**DIRECTION**
Restate the listing that follows word for word, without its pictures.

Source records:

·····

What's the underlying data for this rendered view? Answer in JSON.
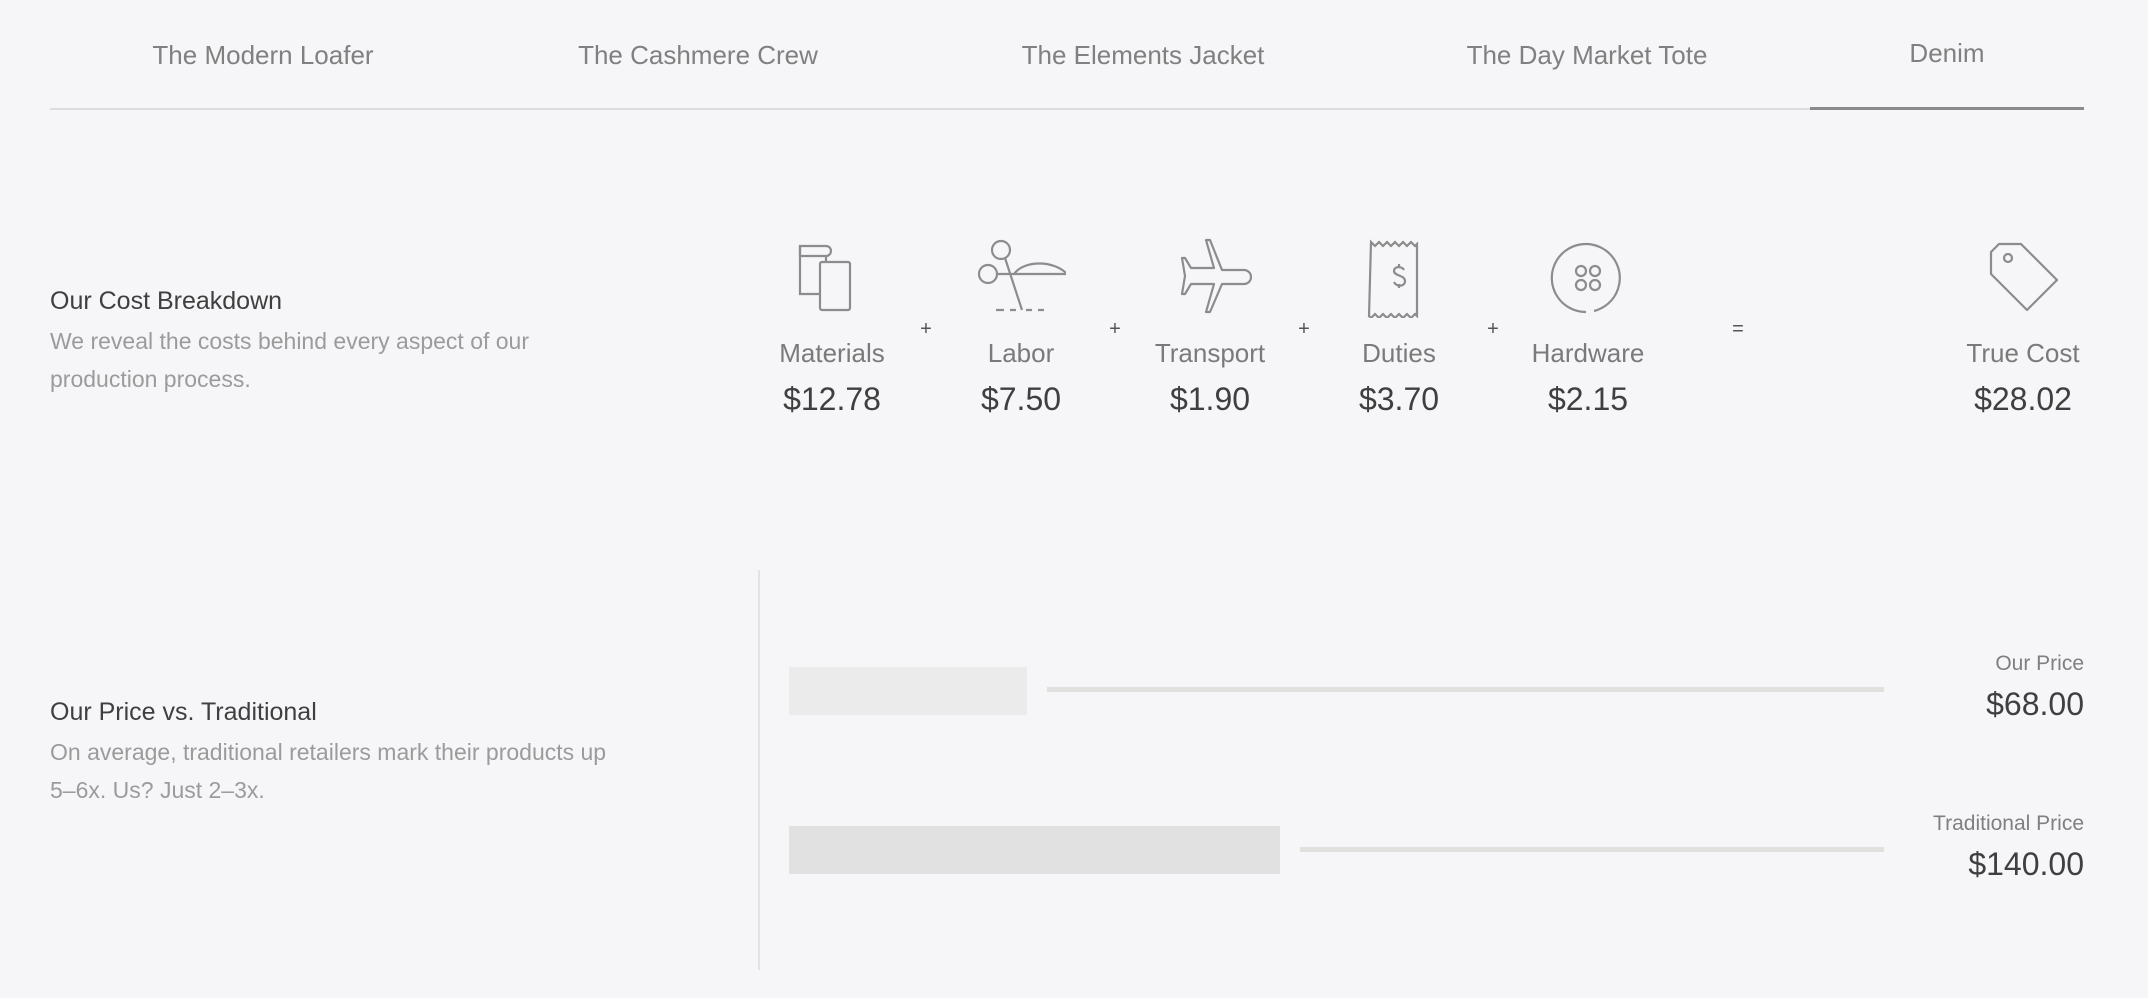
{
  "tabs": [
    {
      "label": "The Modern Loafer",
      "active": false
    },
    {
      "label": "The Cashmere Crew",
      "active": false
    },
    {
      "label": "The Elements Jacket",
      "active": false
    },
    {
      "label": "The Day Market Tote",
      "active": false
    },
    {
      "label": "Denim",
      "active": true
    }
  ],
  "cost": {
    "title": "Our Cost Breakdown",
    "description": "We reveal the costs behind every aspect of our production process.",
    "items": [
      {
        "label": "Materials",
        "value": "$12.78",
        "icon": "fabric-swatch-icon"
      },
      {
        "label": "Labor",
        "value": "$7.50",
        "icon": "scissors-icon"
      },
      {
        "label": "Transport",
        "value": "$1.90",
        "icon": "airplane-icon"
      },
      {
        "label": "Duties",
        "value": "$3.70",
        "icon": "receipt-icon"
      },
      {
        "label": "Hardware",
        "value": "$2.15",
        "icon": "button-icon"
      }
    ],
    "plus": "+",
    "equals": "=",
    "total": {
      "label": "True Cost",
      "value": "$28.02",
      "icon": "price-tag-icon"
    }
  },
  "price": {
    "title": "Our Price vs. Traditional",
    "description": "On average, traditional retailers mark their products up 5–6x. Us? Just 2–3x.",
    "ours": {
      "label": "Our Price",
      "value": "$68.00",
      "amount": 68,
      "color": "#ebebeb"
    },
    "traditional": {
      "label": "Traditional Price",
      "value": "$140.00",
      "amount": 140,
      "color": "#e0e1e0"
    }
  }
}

·····

**TASK OUTPUT**
What's the underlying data for this rendered view? Answer in JSON.
{
  "tabs": [
    {
      "label": "The Modern Loafer",
      "active": false
    },
    {
      "label": "The Cashmere Crew",
      "active": false
    },
    {
      "label": "The Elements Jacket",
      "active": false
    },
    {
      "label": "The Day Market Tote",
      "active": false
    },
    {
      "label": "Denim",
      "active": true
    }
  ],
  "cost": {
    "title": "Our Cost Breakdown",
    "description": "We reveal the costs behind every aspect of our production process.",
    "items": [
      {
        "label": "Materials",
        "value": "$12.78",
        "icon": "fabric-swatch-icon"
      },
      {
        "label": "Labor",
        "value": "$7.50",
        "icon": "scissors-icon"
      },
      {
        "label": "Transport",
        "value": "$1.90",
        "icon": "airplane-icon"
      },
      {
        "label": "Duties",
        "value": "$3.70",
        "icon": "receipt-icon"
      },
      {
        "label": "Hardware",
        "value": "$2.15",
        "icon": "button-icon"
      }
    ],
    "plus": "+",
    "equals": "=",
    "total": {
      "label": "True Cost",
      "value": "$28.02",
      "icon": "price-tag-icon"
    }
  },
  "price": {
    "title": "Our Price vs. Traditional",
    "description": "On average, traditional retailers mark their products up 5–6x. Us? Just 2–3x.",
    "ours": {
      "label": "Our Price",
      "value": "$68.00",
      "amount": 68,
      "color": "#ebebeb"
    },
    "traditional": {
      "label": "Traditional Price",
      "value": "$140.00",
      "amount": 140,
      "color": "#e0e1e0"
    }
  }
}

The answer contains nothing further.